(Stored records)
══════════

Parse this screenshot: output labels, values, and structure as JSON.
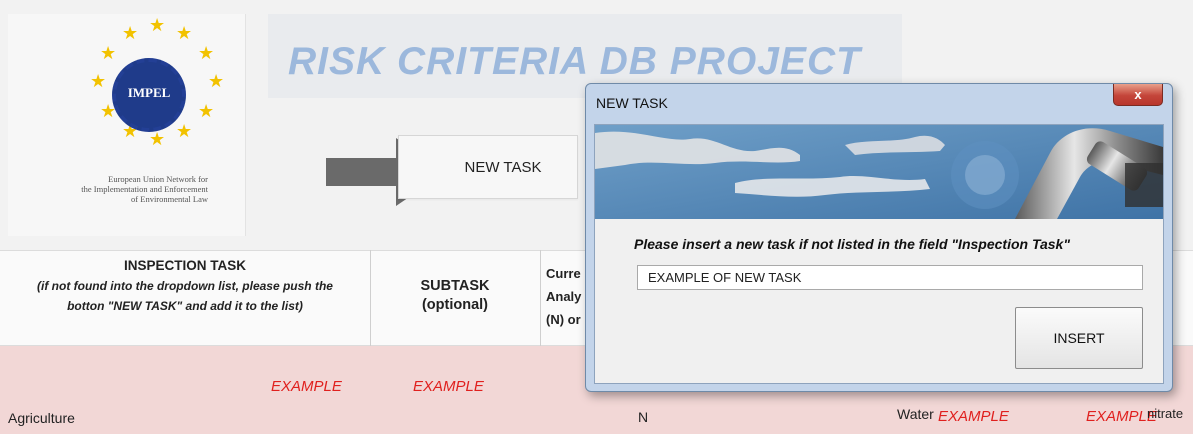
{
  "sheet": {
    "logo": {
      "text": "IMPEL",
      "caption_lines": [
        "European Union Network for",
        "the Implementation and Enforcement",
        "of Environmental Law"
      ]
    },
    "banner_title": "RISK CRITERIA DB PROJECT",
    "new_task_button": "NEW TASK"
  },
  "table": {
    "col1_header_title": "INSPECTION TASK",
    "col1_header_note_1": "(if not found into the dropdown list, please push the",
    "col1_header_note_2": "botton \"NEW TASK\" and add it to the list)",
    "col2_header_line1": "SUBTASK",
    "col2_header_line2": "(optional)",
    "col3_header_lines": [
      "Curre",
      "Analy",
      "(N) or"
    ],
    "row": {
      "task": "Agriculture",
      "task_example": "EXAMPLE",
      "subtask_example": "EXAMPLE",
      "col3_value": "N",
      "col4_value": "Water",
      "col4_example": "EXAMPLE",
      "col5_example": "EXAMPLE",
      "col5_value": "nitrate"
    }
  },
  "dialog": {
    "title": "NEW TASK",
    "close_glyph": "x",
    "prompt": "Please insert a new task if not listed in the field \"Inspection Task\"",
    "input_value": "EXAMPLE OF NEW TASK",
    "insert_button": "INSERT"
  },
  "colors": {
    "example_red": "#e0201e",
    "banner_title_blue": "#9cb8dc",
    "row_pink": "#f2d7d6",
    "dialog_frame": "#c3d4ea"
  }
}
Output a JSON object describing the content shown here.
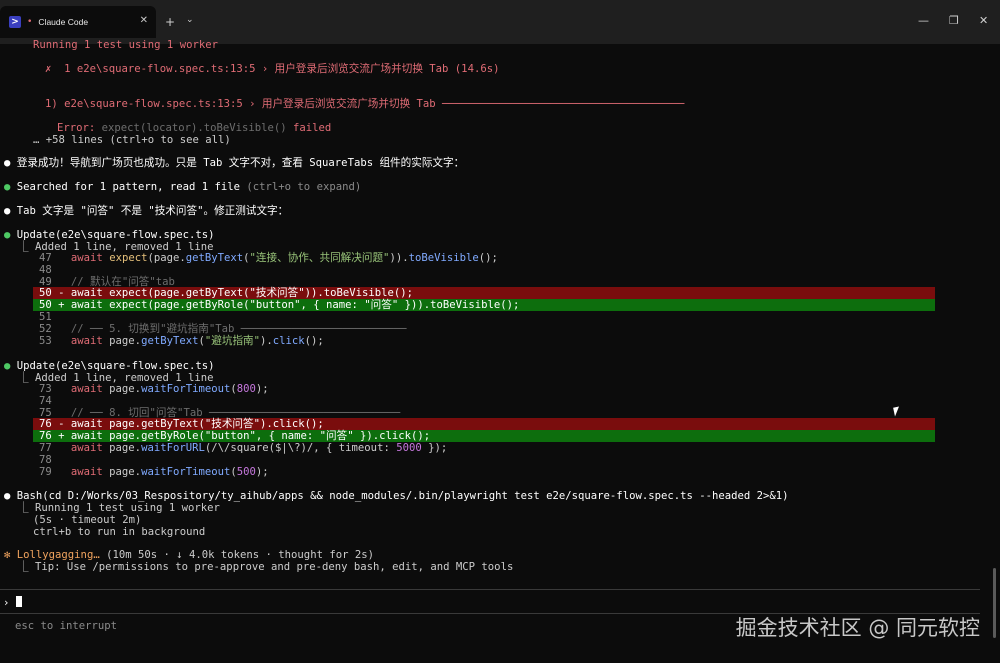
{
  "window": {
    "tab_title": "Claude Code",
    "tab_dot": "•",
    "close_tab": "✕",
    "new_tab": "+",
    "tab_dropdown": "⌄",
    "minimize": "—",
    "maximize": "❐",
    "close": "✕"
  },
  "test_output": {
    "running": "Running 1 test using 1 worker",
    "fail_line": "✗  1 e2e\\square-flow.spec.ts:13:5 › 用户登录后浏览交流广场并切换 Tab (14.6s)",
    "header": "1) e2e\\square-flow.spec.ts:13:5 › 用户登录后浏览交流广场并切换 Tab ──────────────────────────────────────",
    "error_label": "Error:",
    "error_detail": "expect(locator).toBeVisible()",
    "error_failed": "failed",
    "more_lines": "… +58 lines (ctrl+o to see all)"
  },
  "messages": {
    "m1": "登录成功！导航到广场页也成功。只是 Tab 文字不对，查看 SquareTabs 组件的实际文字：",
    "m2_main": "Searched for 1 pattern, read 1 file",
    "m2_hint": "(ctrl+o to expand)",
    "m3": "Tab 文字是 \"问答\" 不是 \"技术问答\"。修正测试文字："
  },
  "update1": {
    "title": "Update(e2e\\square-flow.spec.ts)",
    "summary": "⎿ Added 1 line, removed 1 line",
    "lines": [
      {
        "num": "47",
        "mark": " ",
        "code": "await expect(page.getByText(\"连接、协作、共同解决问题\")).toBeVisible();",
        "type": "ctx"
      },
      {
        "num": "48",
        "mark": " ",
        "code": "",
        "type": "ctx"
      },
      {
        "num": "49",
        "mark": " ",
        "code": "// 默认在\"问答\"tab",
        "type": "comment"
      },
      {
        "num": "50",
        "mark": "-",
        "code": "await expect(page.getByText(\"技术问答\")).toBeVisible();",
        "type": "del"
      },
      {
        "num": "50",
        "mark": "+",
        "code": "await expect(page.getByRole(\"button\", { name: \"问答\" })).toBeVisible();",
        "type": "add"
      },
      {
        "num": "51",
        "mark": " ",
        "code": "",
        "type": "ctx"
      },
      {
        "num": "52",
        "mark": " ",
        "code": "// ── 5. 切换到\"避坑指南\"Tab ──────────────────────────",
        "type": "comment"
      },
      {
        "num": "53",
        "mark": " ",
        "code": "await page.getByText(\"避坑指南\").click();",
        "type": "ctx"
      }
    ]
  },
  "update2": {
    "title": "Update(e2e\\square-flow.spec.ts)",
    "summary": "⎿ Added 1 line, removed 1 line",
    "lines": [
      {
        "num": "73",
        "mark": " ",
        "code": "await page.waitForTimeout(800);",
        "type": "ctx"
      },
      {
        "num": "74",
        "mark": " ",
        "code": "",
        "type": "ctx"
      },
      {
        "num": "75",
        "mark": " ",
        "code": "// ── 8. 切回\"问答\"Tab ──────────────────────────────",
        "type": "comment"
      },
      {
        "num": "76",
        "mark": "-",
        "code": "await page.getByText(\"技术问答\").click();",
        "type": "del"
      },
      {
        "num": "76",
        "mark": "+",
        "code": "await page.getByRole(\"button\", { name: \"问答\" }).click();",
        "type": "add"
      },
      {
        "num": "77",
        "mark": " ",
        "code": "await page.waitForURL(/\\/square($|\\?)/, { timeout: 5000 });",
        "type": "ctx"
      },
      {
        "num": "78",
        "mark": " ",
        "code": "",
        "type": "ctx"
      },
      {
        "num": "79",
        "mark": " ",
        "code": "await page.waitForTimeout(500);",
        "type": "ctx"
      }
    ]
  },
  "bash": {
    "title": "Bash(cd D:/Works/03_Respository/ty_aihub/apps && node_modules/.bin/playwright test e2e/square-flow.spec.ts --headed 2>&1)",
    "l1": "⎿ Running 1 test using 1 worker",
    "l2": "(5s · timeout 2m)",
    "l3": "ctrl+b to run in background"
  },
  "status": {
    "spinner": "✻",
    "label": "Lollygagging…",
    "detail": "(10m 50s · ↓ 4.0k tokens · thought for 2s)",
    "tip": "⎿ Tip: Use /permissions to pre-approve and pre-deny bash, edit, and MCP tools"
  },
  "prompt": {
    "symbol": "›",
    "footer": "esc to interrupt"
  },
  "watermark": "掘金技术社区 @ 同元软控"
}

══════════

| TASK INSTRUCTIONS |
Look above for lines with the word "JSON" and copy them all.

| WRITTEN RESPONSE |
Parse this screenshot: output labels, values, and structure as JSON.
Output a JSON object describing the content shown here.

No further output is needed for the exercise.